Task prompt: Give the count of lines containing the string "Counterfeit", with no other output.

Dataset records:
....
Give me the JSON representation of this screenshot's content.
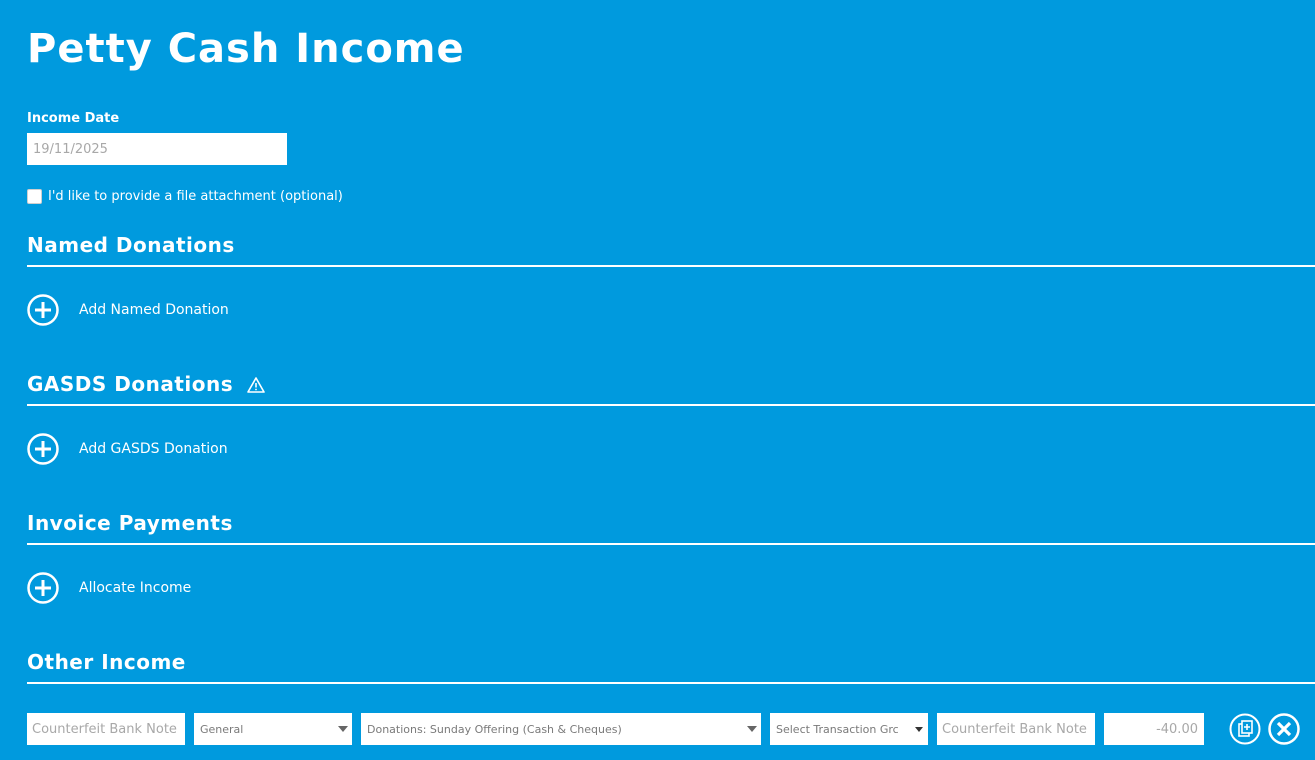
{
  "page": {
    "title": "Petty Cash Income"
  },
  "income_date": {
    "label": "Income Date",
    "value": "19/11/2025"
  },
  "attachment": {
    "label": "I'd like to provide a file attachment (optional)",
    "checked": false
  },
  "sections": {
    "named": {
      "title": "Named Donations",
      "add_label": "Add Named Donation"
    },
    "gasds": {
      "title": "GASDS Donations",
      "add_label": "Add GASDS Donation"
    },
    "invoice": {
      "title": "Invoice Payments",
      "add_label": "Allocate Income"
    },
    "other": {
      "title": "Other Income"
    }
  },
  "other_income_row": {
    "description": "Counterfeit Bank Note",
    "fund": "General",
    "category": "Donations: Sunday Offering (Cash & Cheques)",
    "transaction_group": "Select Transaction Grc",
    "reference": "Counterfeit Bank Note",
    "amount": "-40.00"
  },
  "icons": {
    "add": "plus-circle-icon",
    "warning": "warning-triangle-icon",
    "duplicate": "duplicate-icon",
    "remove": "close-circle-icon"
  },
  "colors": {
    "background": "#009ade",
    "foreground": "#ffffff"
  }
}
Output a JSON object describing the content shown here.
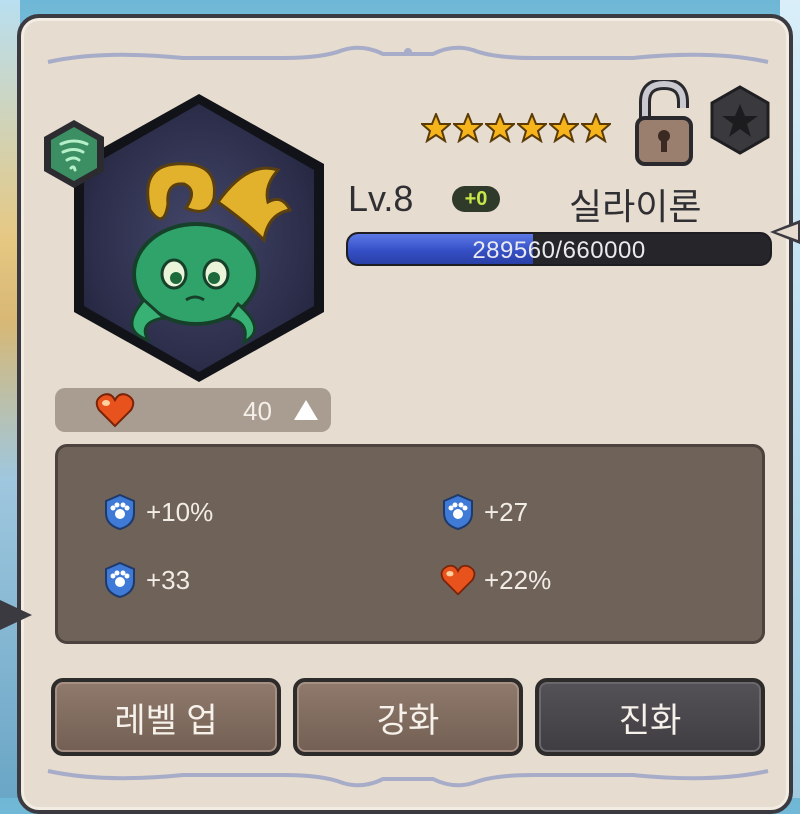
{
  "character": {
    "level_label": "Lv.8",
    "enhance_badge": "+0",
    "name": "실라이론",
    "star_count": 6,
    "element_icon": "wind-element-icon"
  },
  "exp": {
    "text": "289560/660000",
    "fill_fraction": 0.4387
  },
  "power": {
    "value": "40",
    "icon": "heart-icon",
    "trend_icon": "up-arrow-icon"
  },
  "stats": [
    {
      "icon": "shield-paw-icon",
      "value": "+10%"
    },
    {
      "icon": "shield-paw-icon",
      "value": "+27"
    },
    {
      "icon": "shield-paw-icon",
      "value": "+33"
    },
    {
      "icon": "heart-icon",
      "value": "+22%"
    }
  ],
  "buttons": {
    "level_up": "레벨 업",
    "enhance": "강화",
    "evolve": "진화"
  },
  "colors": {
    "panel_bg": "#e6dccf",
    "exp_fill": "#3550c6",
    "stats_bg": "#6e6259",
    "star": "#f5b51a",
    "badge_text": "#c8e84a"
  }
}
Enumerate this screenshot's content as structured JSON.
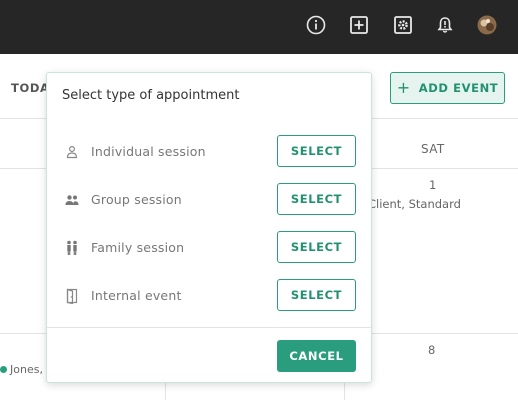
{
  "topbar": {
    "icons": [
      "info-icon",
      "add-box-icon",
      "settings-icon",
      "notification-bell-icon",
      "user-avatar"
    ]
  },
  "calendar": {
    "today_label": "TODA",
    "add_event_label": "ADD EVENT",
    "day_header": "SAT",
    "day_1": "1",
    "event_1": "Client, Standard",
    "day_8": "8",
    "event_2": "Jones,"
  },
  "popup": {
    "title": "Select type of appointment",
    "options": [
      {
        "label": "Individual session",
        "button": "SELECT",
        "icon": "person-icon"
      },
      {
        "label": "Group session",
        "button": "SELECT",
        "icon": "group-icon"
      },
      {
        "label": "Family session",
        "button": "SELECT",
        "icon": "family-icon"
      },
      {
        "label": "Internal event",
        "button": "SELECT",
        "icon": "door-icon"
      }
    ],
    "cancel_label": "CANCEL"
  },
  "colors": {
    "accent": "#2a9d7e",
    "topbar": "#262626"
  }
}
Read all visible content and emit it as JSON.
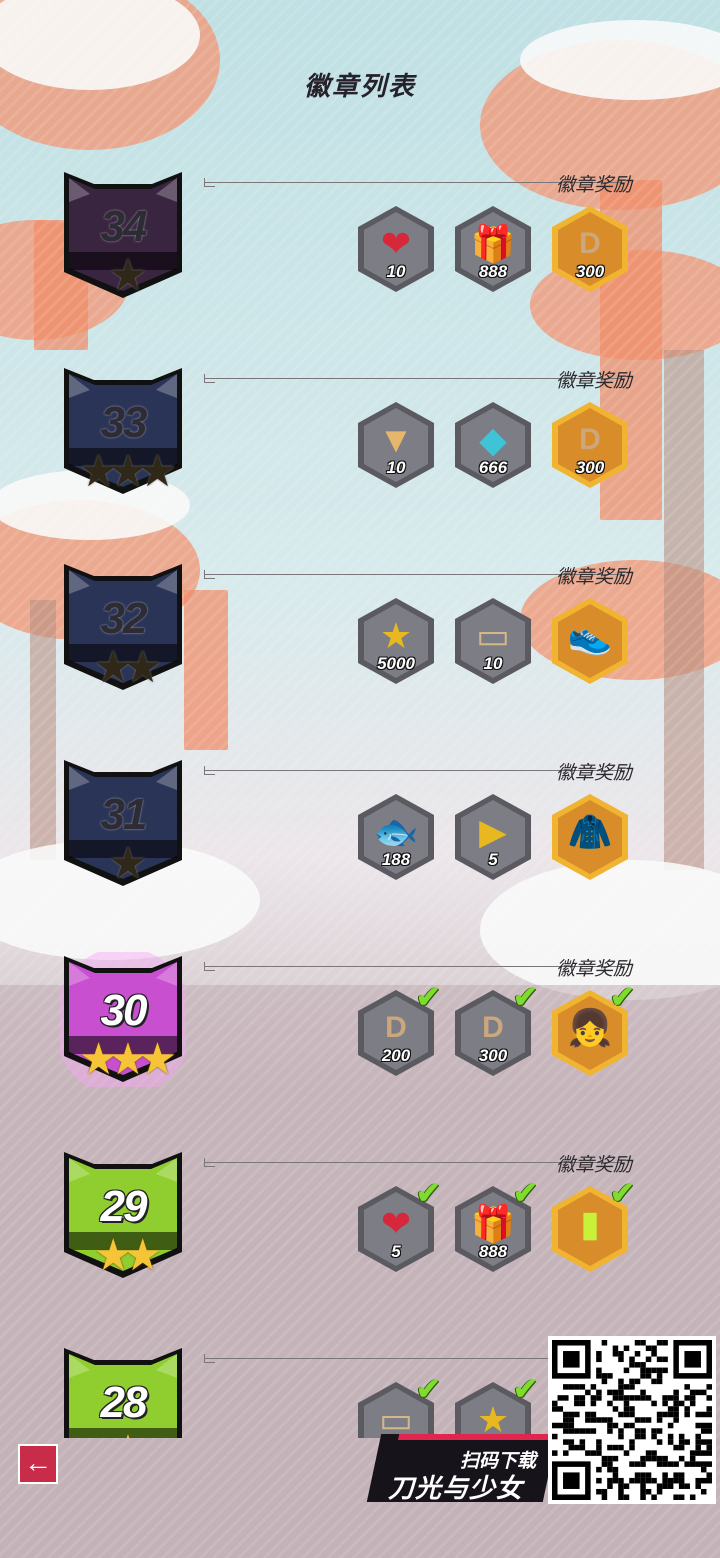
{
  "title": "徽章列表",
  "reward_label": "徽章奖励",
  "badges": [
    {
      "level": "34",
      "stars": "★",
      "style": "dark",
      "theme": "#3a2540",
      "items": [
        {
          "icon": "heart-upgrade-icon",
          "glyph": "❤",
          "qty": "10",
          "color": "#d6283a",
          "claimed": false,
          "frame": "gray"
        },
        {
          "icon": "gift-box-icon",
          "glyph": "🎁",
          "qty": "888",
          "color": "#e24a4a",
          "claimed": false,
          "frame": "gray"
        },
        {
          "icon": "coupon-d-icon",
          "glyph": "D",
          "qty": "300",
          "color": "#caa77d",
          "claimed": false,
          "frame": "gold"
        }
      ]
    },
    {
      "level": "33",
      "stars": "★★★",
      "style": "dark",
      "theme": "#2a3457",
      "items": [
        {
          "icon": "scroll-upgrade-icon",
          "glyph": "▼",
          "qty": "10",
          "color": "#e6b66c",
          "claimed": false,
          "frame": "gray"
        },
        {
          "icon": "crystal-icon",
          "glyph": "◆",
          "qty": "666",
          "color": "#3ec4d6",
          "claimed": false,
          "frame": "gray"
        },
        {
          "icon": "coupon-d-icon",
          "glyph": "D",
          "qty": "300",
          "color": "#caa77d",
          "claimed": false,
          "frame": "gold"
        }
      ]
    },
    {
      "level": "32",
      "stars": "★★",
      "style": "dark",
      "theme": "#2a3457",
      "items": [
        {
          "icon": "star-coin-icon",
          "glyph": "★",
          "qty": "5000",
          "color": "#e8b820",
          "claimed": false,
          "frame": "gray"
        },
        {
          "icon": "ticket-icon",
          "glyph": "▭",
          "qty": "10",
          "color": "#d3b789",
          "claimed": false,
          "frame": "gray"
        },
        {
          "icon": "sneakers-icon",
          "glyph": "👟",
          "qty": "",
          "color": "#e63b44",
          "claimed": false,
          "frame": "gold"
        }
      ]
    },
    {
      "level": "31",
      "stars": "★",
      "style": "dark",
      "theme": "#2a3457",
      "items": [
        {
          "icon": "fish-icon",
          "glyph": "🐟",
          "qty": "188",
          "color": "#58b6e6",
          "claimed": false,
          "frame": "gray"
        },
        {
          "icon": "video-box-icon",
          "glyph": "▶",
          "qty": "5",
          "color": "#e8b820",
          "claimed": false,
          "frame": "gray"
        },
        {
          "icon": "jacket-icon",
          "glyph": "🧥",
          "qty": "",
          "color": "#c8233b",
          "claimed": false,
          "frame": "gold"
        }
      ]
    },
    {
      "level": "30",
      "stars": "★★★",
      "style": "pink",
      "theme": "#c84fd0",
      "items": [
        {
          "icon": "coupon-d-icon",
          "glyph": "D",
          "qty": "200",
          "color": "#caa77d",
          "claimed": true,
          "frame": "gray"
        },
        {
          "icon": "coupon-d-icon",
          "glyph": "D",
          "qty": "300",
          "color": "#caa77d",
          "claimed": true,
          "frame": "gray"
        },
        {
          "icon": "hairstyle-icon",
          "glyph": "👧",
          "qty": "",
          "color": "#e34f5c",
          "claimed": true,
          "frame": "gold"
        }
      ]
    },
    {
      "level": "29",
      "stars": "★★",
      "style": "green",
      "theme": "#8fce2e",
      "items": [
        {
          "icon": "heart-upgrade-icon",
          "glyph": "❤",
          "qty": "5",
          "color": "#d6283a",
          "claimed": true,
          "frame": "gray"
        },
        {
          "icon": "gift-box-icon",
          "glyph": "🎁",
          "qty": "888",
          "color": "#e24a4a",
          "claimed": true,
          "frame": "gray"
        },
        {
          "icon": "shorts-icon",
          "glyph": "▮",
          "qty": "",
          "color": "#c8f23a",
          "claimed": true,
          "frame": "gold"
        }
      ]
    },
    {
      "level": "28",
      "stars": "★",
      "style": "green",
      "theme": "#8fce2e",
      "items": [
        {
          "icon": "ticket-icon",
          "glyph": "▭",
          "qty": "",
          "color": "#d3b789",
          "claimed": true,
          "frame": "gray"
        },
        {
          "icon": "star-coin-icon",
          "glyph": "★",
          "qty": "",
          "color": "#e8b820",
          "claimed": true,
          "frame": "gray"
        }
      ]
    }
  ],
  "promo": {
    "line1": "扫码下载",
    "line2": "刀光与少女"
  },
  "back_icon": "back-arrow-icon"
}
....
Answer to the exercise: 2